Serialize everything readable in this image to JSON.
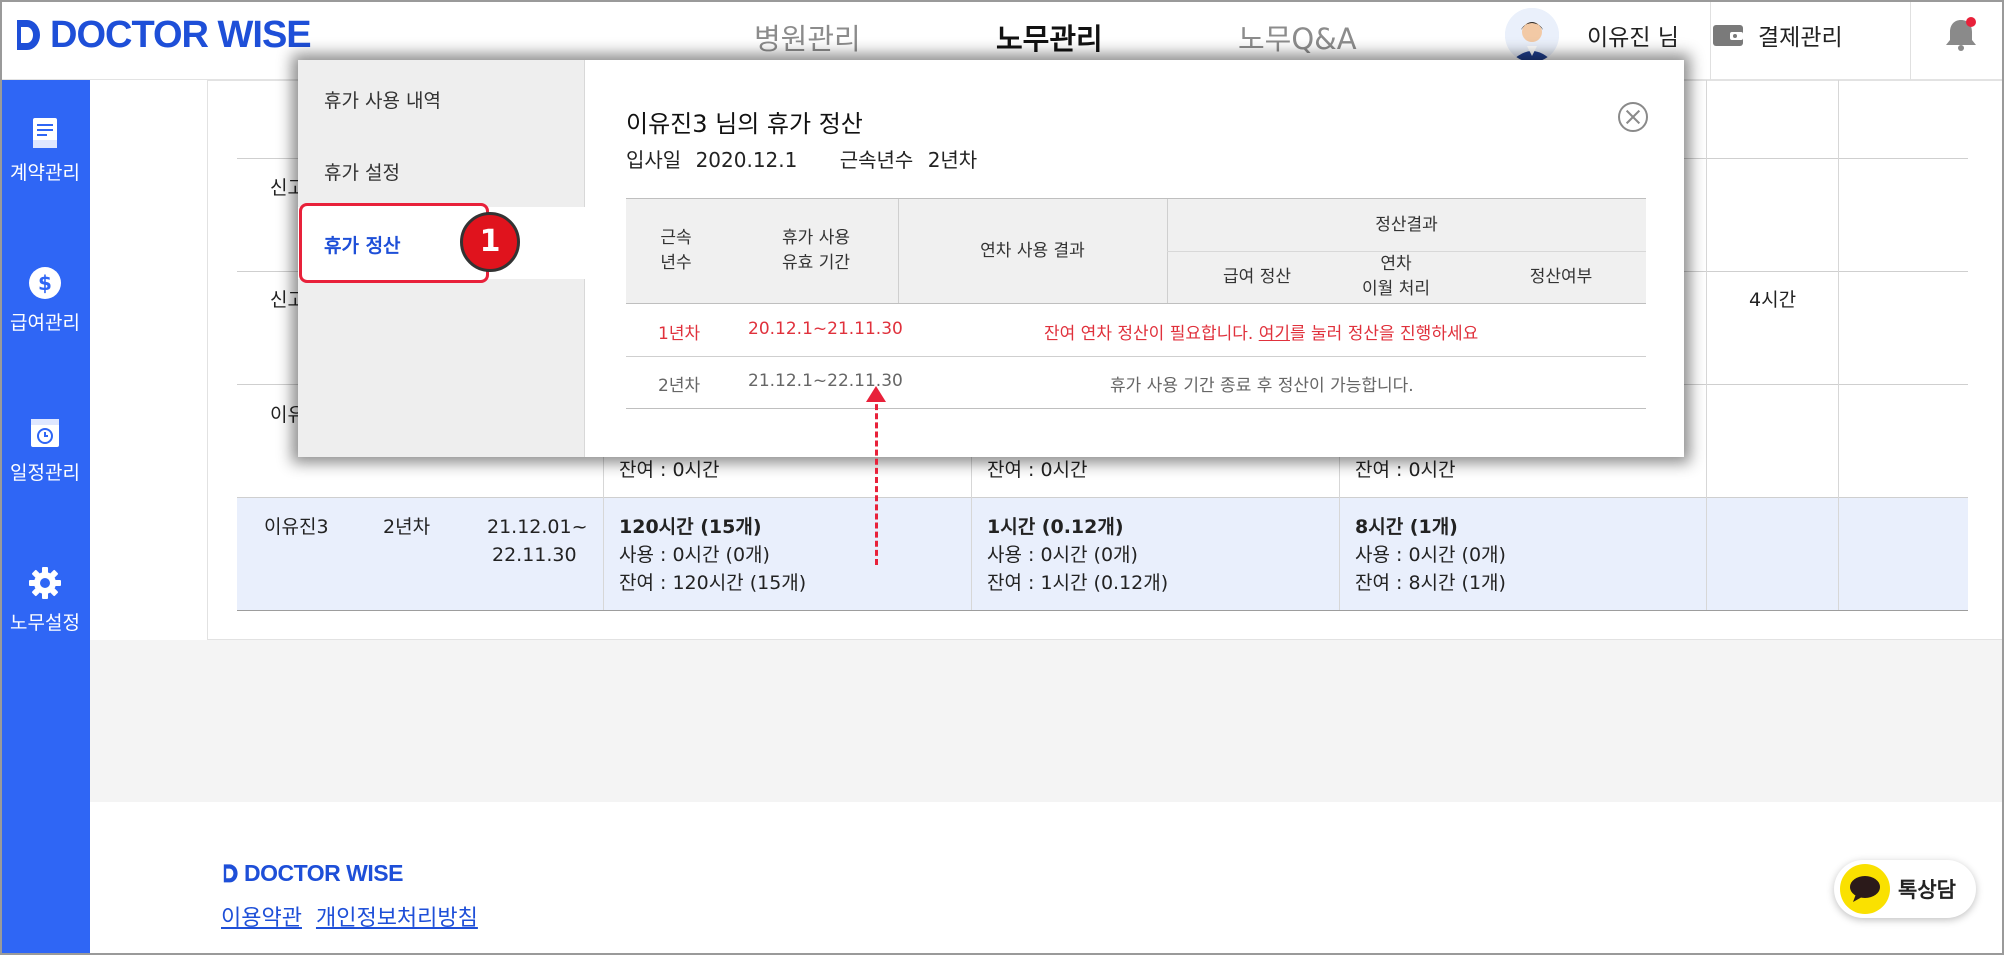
{
  "header": {
    "logo_text": "DOCTOR WISE",
    "nav": [
      "병원관리",
      "노무관리",
      "노무Q&A"
    ],
    "user_name": "이유진 님",
    "payment_label": "결제관리",
    "accent": "#1e4fd8"
  },
  "sidebar": {
    "items": [
      {
        "label": "계약관리",
        "icon": "contract-icon"
      },
      {
        "label": "급여관리",
        "icon": "dollar-icon"
      },
      {
        "label": "일정관리",
        "icon": "calendar-clock-icon"
      },
      {
        "label": "노무설정",
        "icon": "gear-icon"
      }
    ],
    "color": "#2f66f5"
  },
  "background_table": {
    "partial_cells": [
      "신고",
      "신고",
      "이유"
    ],
    "row_4h": "4시간",
    "residual_row": [
      "잔여 : 0시간",
      "잔여 : 0시간",
      "잔여 : 0시간"
    ],
    "highlighted_row": {
      "name": "이유진3",
      "year": "2년차",
      "period": [
        "21.12.01~",
        "22.11.30"
      ],
      "annual": [
        "120시간 (15개)",
        "사용 : 0시간 (0개)",
        "잔여 : 120시간 (15개)"
      ],
      "monthly": [
        "1시간 (0.12개)",
        "사용 : 0시간 (0개)",
        "잔여 : 1시간 (0.12개)"
      ],
      "special": [
        "8시간 (1개)",
        "사용 : 0시간 (0개)",
        "잔여 : 8시간 (1개)"
      ]
    }
  },
  "modal": {
    "menu": [
      "휴가 사용 내역",
      "휴가 설정",
      "휴가 정산"
    ],
    "active_menu": "휴가 정산",
    "step_badge": "1",
    "title": "이유진3 님의 휴가 정산",
    "join_label": "입사일",
    "join_date": "2020.12.1",
    "tenure_label": "근속년수",
    "tenure_value": "2년차",
    "table": {
      "headers": {
        "tenure": [
          "근속",
          "년수"
        ],
        "period": [
          "휴가 사용",
          "유효 기간"
        ],
        "result": "연차 사용 결과",
        "settlement": "정산결과",
        "pay": "급여 정산",
        "carry": [
          "연차",
          "이월 처리"
        ],
        "done": "정산여부"
      },
      "rows": [
        {
          "year": "1년차",
          "period": "20.12.1~21.11.30",
          "message_pre": "잔여 연차 정산이 필요합니다. ",
          "message_link": "여기",
          "message_post": "를 눌러 정산을 진행하세요",
          "status": "red"
        },
        {
          "year": "2년차",
          "period": "21.12.1~22.11.30",
          "message": "휴가 사용 기간 종료 후 정산이 가능합니다.",
          "status": "grey"
        }
      ]
    }
  },
  "footer": {
    "logo_text": "DOCTOR WISE",
    "links": [
      "이용약관",
      "개인정보처리방침"
    ],
    "chat_label": "톡상담"
  }
}
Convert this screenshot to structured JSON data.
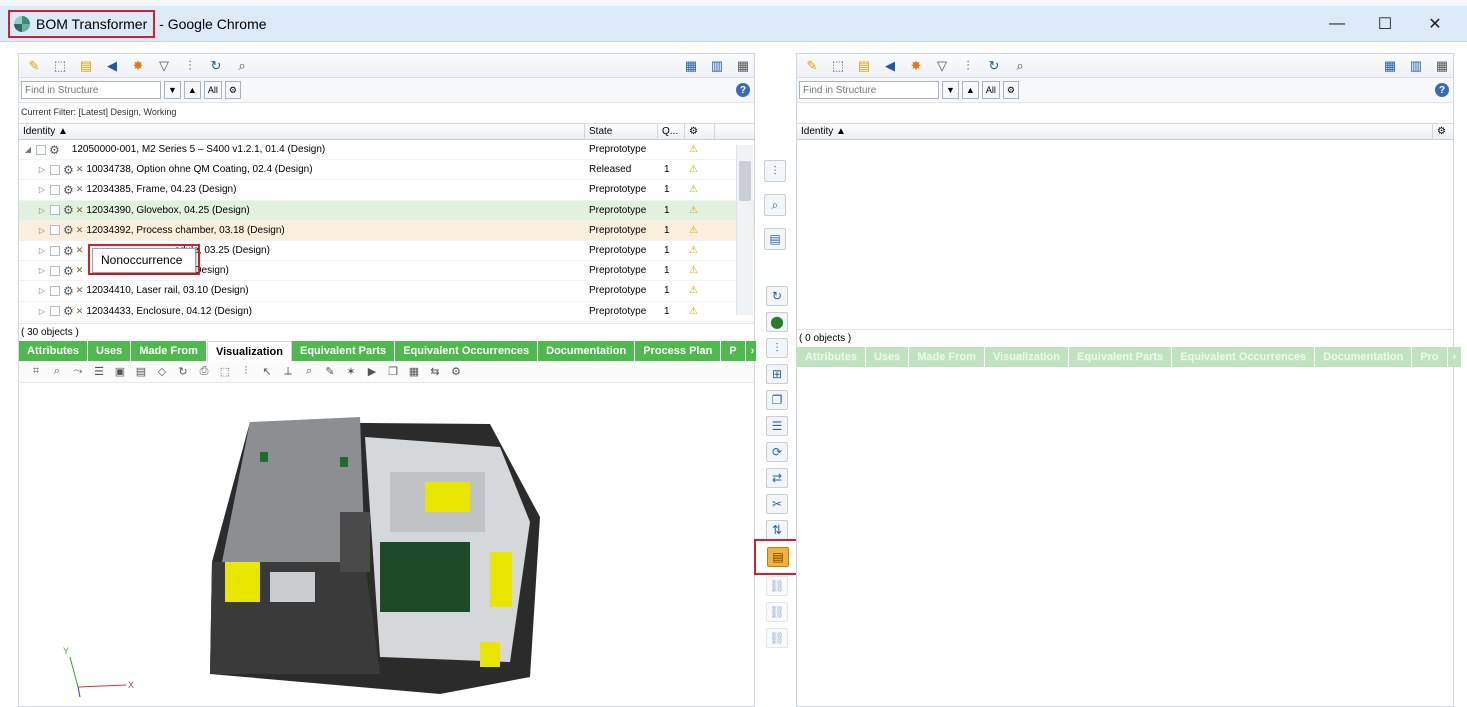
{
  "window": {
    "app_title": "BOM Transformer",
    "title_suffix": " - Google Chrome",
    "minimize": "—",
    "maximize": "☐",
    "close": "✕"
  },
  "left": {
    "find_placeholder": "Find in Structure",
    "all_label": "All",
    "filter_text": "Current Filter: [Latest] Design, Working",
    "columns": {
      "identity": "Identity ▲",
      "state": "State",
      "qty": "Q..."
    },
    "rows": [
      {
        "expander": "◢",
        "label": "12050000-001, M2 Series 5 – S400 v1.2.1, 01.4 (Design)",
        "state": "Preprototype",
        "qty": "",
        "warn": "⚠"
      },
      {
        "expander": "▷",
        "label": "10034738, Option ohne QM Coating, 02.4 (Design)",
        "state": "Released",
        "qty": "1",
        "warn": "⚠"
      },
      {
        "expander": "▷",
        "label": "12034385, Frame, 04.23 (Design)",
        "state": "Preprototype",
        "qty": "1",
        "warn": "⚠"
      },
      {
        "expander": "▷",
        "label": "12034390, Glovebox, 04.25 (Design)",
        "state": "Preprototype",
        "qty": "1",
        "warn": "⚠"
      },
      {
        "expander": "▷",
        "label": "12034392, Process chamber, 03.18 (Design)",
        "state": "Preprototype",
        "qty": "1",
        "warn": "⚠"
      },
      {
        "expander": "▷",
        "label": "odule, 03.25 (Design)",
        "state": "Preprototype",
        "qty": "1",
        "warn": "⚠"
      },
      {
        "expander": "▷",
        "label": ".12 (Design)",
        "state": "Preprototype",
        "qty": "1",
        "warn": "⚠"
      },
      {
        "expander": "▷",
        "label": "12034410, Laser rail, 03.10 (Design)",
        "state": "Preprototype",
        "qty": "1",
        "warn": "⚠"
      },
      {
        "expander": "▷",
        "label": "12034433, Enclosure, 04.12 (Design)",
        "state": "Preprototype",
        "qty": "1",
        "warn": "⚠"
      }
    ],
    "object_count": "( 30 objects )",
    "tabs": [
      "Attributes",
      "Uses",
      "Made From",
      "Visualization",
      "Equivalent Parts",
      "Equivalent Occurrences",
      "Documentation",
      "Process Plan",
      "P"
    ],
    "tooltip": "Nonoccurrence",
    "axis_y": "Y",
    "axis_x": "X"
  },
  "right": {
    "find_placeholder": "Find in Structure",
    "all_label": "All",
    "columns": {
      "identity": "Identity ▲"
    },
    "object_count": "( 0 objects )",
    "tabs": [
      "Attributes",
      "Uses",
      "Made From",
      "Visualization",
      "Equivalent Parts",
      "Equivalent Occurrences",
      "Documentation",
      "Pro"
    ]
  },
  "colors": {
    "tab_green": "#4fb84f",
    "highlight_red": "#d32030",
    "row_green": "#e2f1df",
    "row_orange": "#fbeedd"
  }
}
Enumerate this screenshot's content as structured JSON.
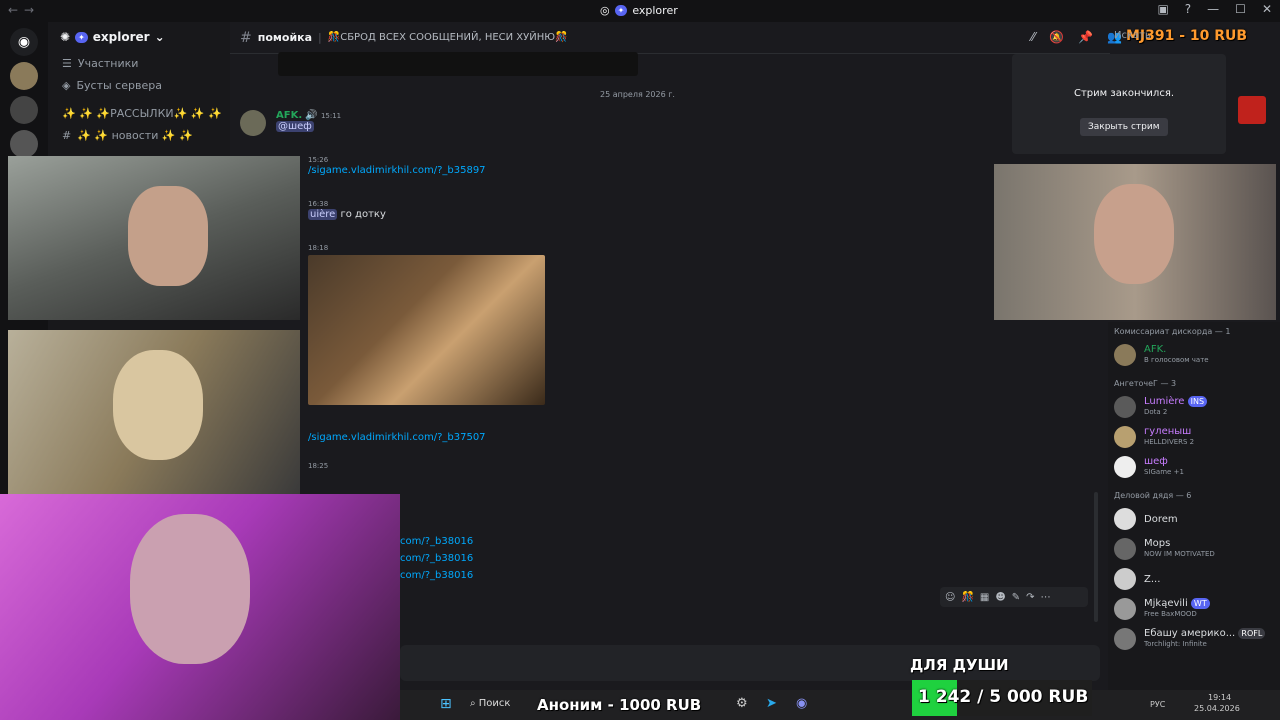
{
  "window": {
    "title": "explorer",
    "title_badge": "✦"
  },
  "guild": {
    "name": "explorer",
    "badge": "✦"
  },
  "channels": [
    {
      "icon": "people-icon",
      "label": "Участники"
    },
    {
      "icon": "boost-icon",
      "label": "Бусты сервера"
    },
    {
      "icon": "hash-icon",
      "label": "✨ ✨ ✨РАССЫЛКИ✨ ✨ ✨"
    },
    {
      "icon": "hash-icon",
      "label": "✨ ✨ новости ✨ ✨"
    }
  ],
  "header": {
    "channel": "помойка",
    "topic": "🎊СБРОД ВСЕХ СООБЩЕНИЙ, НЕСИ ХУЙНЮ🎊",
    "donate_overlay": "MJ391 - 10 RUB",
    "search_placeholder": "Искать"
  },
  "date_divider": "25 апреля 2026 г.",
  "messages": [
    {
      "author": "AFK.",
      "time": "15:11",
      "mention": "@шеф"
    },
    {
      "time": "15:26",
      "link": "/sigame.vladimirkhil.com/?_b35897"
    },
    {
      "time": "16:38",
      "mention": "uière",
      "text": "го дотку"
    },
    {
      "time": "18:18"
    },
    {
      "link": "/sigame.vladimirkhil.com/?_b37507"
    },
    {
      "time": "18:25"
    },
    {
      "link": "com/?_b38016"
    },
    {
      "link": "com/?_b38016"
    },
    {
      "link": "com/?_b38016"
    }
  ],
  "stream_ended": {
    "text": "Стрим закончился.",
    "button": "Закрыть стрим"
  },
  "members": {
    "groups": [
      {
        "title": "Комиссариат дискорда — 1",
        "items": [
          {
            "name": "AFK.",
            "status": "В голосовом чате",
            "color": "#23a55a"
          }
        ]
      },
      {
        "title": "АнгеточеГ — 3",
        "items": [
          {
            "name": "Lumière",
            "tag": "INS",
            "status": "Dota 2",
            "color": "#c77dff"
          },
          {
            "name": "гуленыш",
            "status": "HELLDIVERS 2",
            "color": "#c77dff"
          },
          {
            "name": "шеф",
            "status": "SIGame +1",
            "color": "#c77dff"
          }
        ]
      },
      {
        "title": "Деловой дядя — 6",
        "items": [
          {
            "name": "Dorem",
            "status": "",
            "color": "#dbdee1"
          },
          {
            "name": "Mops",
            "status": "NOW IM MOTIVATED",
            "color": "#dbdee1"
          },
          {
            "name": "Z...",
            "status": "",
            "color": "#dbdee1"
          },
          {
            "name": "Mjkąevili",
            "tag": "WT",
            "status": "Free BaxMOOD",
            "color": "#dbdee1"
          },
          {
            "name": "Ебашу америко...",
            "tag": "ROFL",
            "status": "Torchlight: Infinite",
            "color": "#dbdee1"
          }
        ]
      }
    ]
  },
  "overlays": {
    "for_soul": "ДЛЯ ДУШИ",
    "goal_text": "1 242 / 5 000 RUB",
    "goal_fraction": 0.248,
    "anon_donation": "Аноним - 1000 RUB"
  },
  "taskbar": {
    "search": "Поиск",
    "lang": "РУС",
    "time": "19:14",
    "date": "25.04.2026"
  },
  "colors": {
    "green": "#23a55a",
    "link": "#00a8fc",
    "accent": "#5865f2"
  }
}
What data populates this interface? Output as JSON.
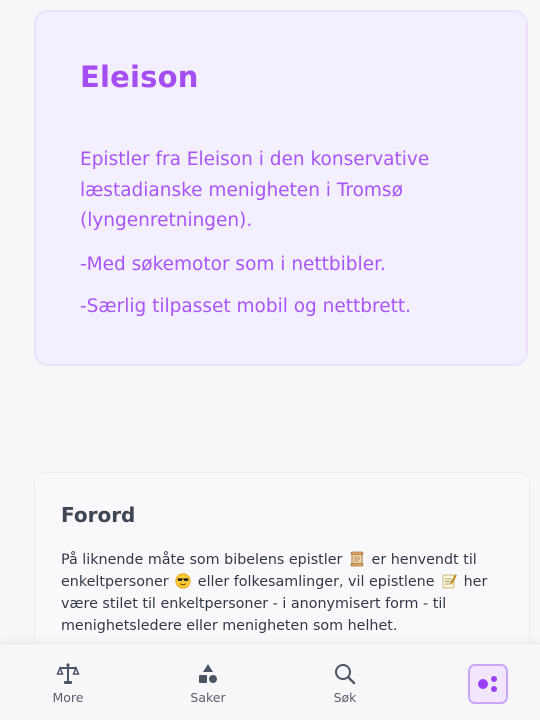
{
  "hero": {
    "title": "Eleison",
    "description": "Epistler fra Eleison i den konservative læstadianske menigheten i Tromsø (lyngenretningen).",
    "line1": "-Med søkemotor som i nettbibler.",
    "line2": "-Særlig tilpasset mobil og nettbrett."
  },
  "foreword": {
    "title": "Forord",
    "text_part1": "På liknende måte som bibelens epistler",
    "text_part2": "er henvendt til enkeltpersoner",
    "text_part3": "eller folkesamlinger, vil epistlene",
    "text_part4": "her være stilet til enkeltpersoner - i anonymisert form - til menighetsledere eller menigheten som helhet.",
    "icons": [
      "scroll-icon",
      "cool-face-icon",
      "memo-icon"
    ]
  },
  "bottom_nav": {
    "items": [
      {
        "label": "More",
        "icon": "balance-scale-icon"
      },
      {
        "label": "Saker",
        "icon": "shapes-icon"
      },
      {
        "label": "Søk",
        "icon": "search-icon"
      },
      {
        "label": "",
        "icon": "dots-icon",
        "active": true
      }
    ]
  },
  "colors": {
    "accent": "#a855f7",
    "hero_background": "#f4efff",
    "page_background": "#f7f7fa"
  }
}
☆ ☆ ☆
§ Problem description
The lines to repeat start at the one holding "What data populates" and run through the last line of the records above; write them out exactly, both ends included, but not the pictures.

§ Task solution
What data populates this interface? Output as JSON.
{
  "hero": {
    "title": "Eleison",
    "description": "Epistler fra Eleison i den konservative læstadianske menigheten i Tromsø (lyngenretningen).",
    "line1": "-Med søkemotor som i nettbibler.",
    "line2": "-Særlig tilpasset mobil og nettbrett."
  },
  "foreword": {
    "title": "Forord",
    "text_part1": "På liknende måte som bibelens epistler",
    "text_part2": "er henvendt til enkeltpersoner",
    "text_part3": "eller folkesamlinger, vil epistlene",
    "text_part4": "her være stilet til enkeltpersoner - i anonymisert form - til menighetsledere eller menigheten som helhet.",
    "icons": [
      "scroll-icon",
      "cool-face-icon",
      "memo-icon"
    ]
  },
  "bottom_nav": {
    "items": [
      {
        "label": "More",
        "icon": "balance-scale-icon"
      },
      {
        "label": "Saker",
        "icon": "shapes-icon"
      },
      {
        "label": "Søk",
        "icon": "search-icon"
      },
      {
        "label": "",
        "icon": "dots-icon",
        "active": true
      }
    ]
  },
  "colors": {
    "accent": "#a855f7",
    "hero_background": "#f4efff",
    "page_background": "#f7f7fa"
  }
}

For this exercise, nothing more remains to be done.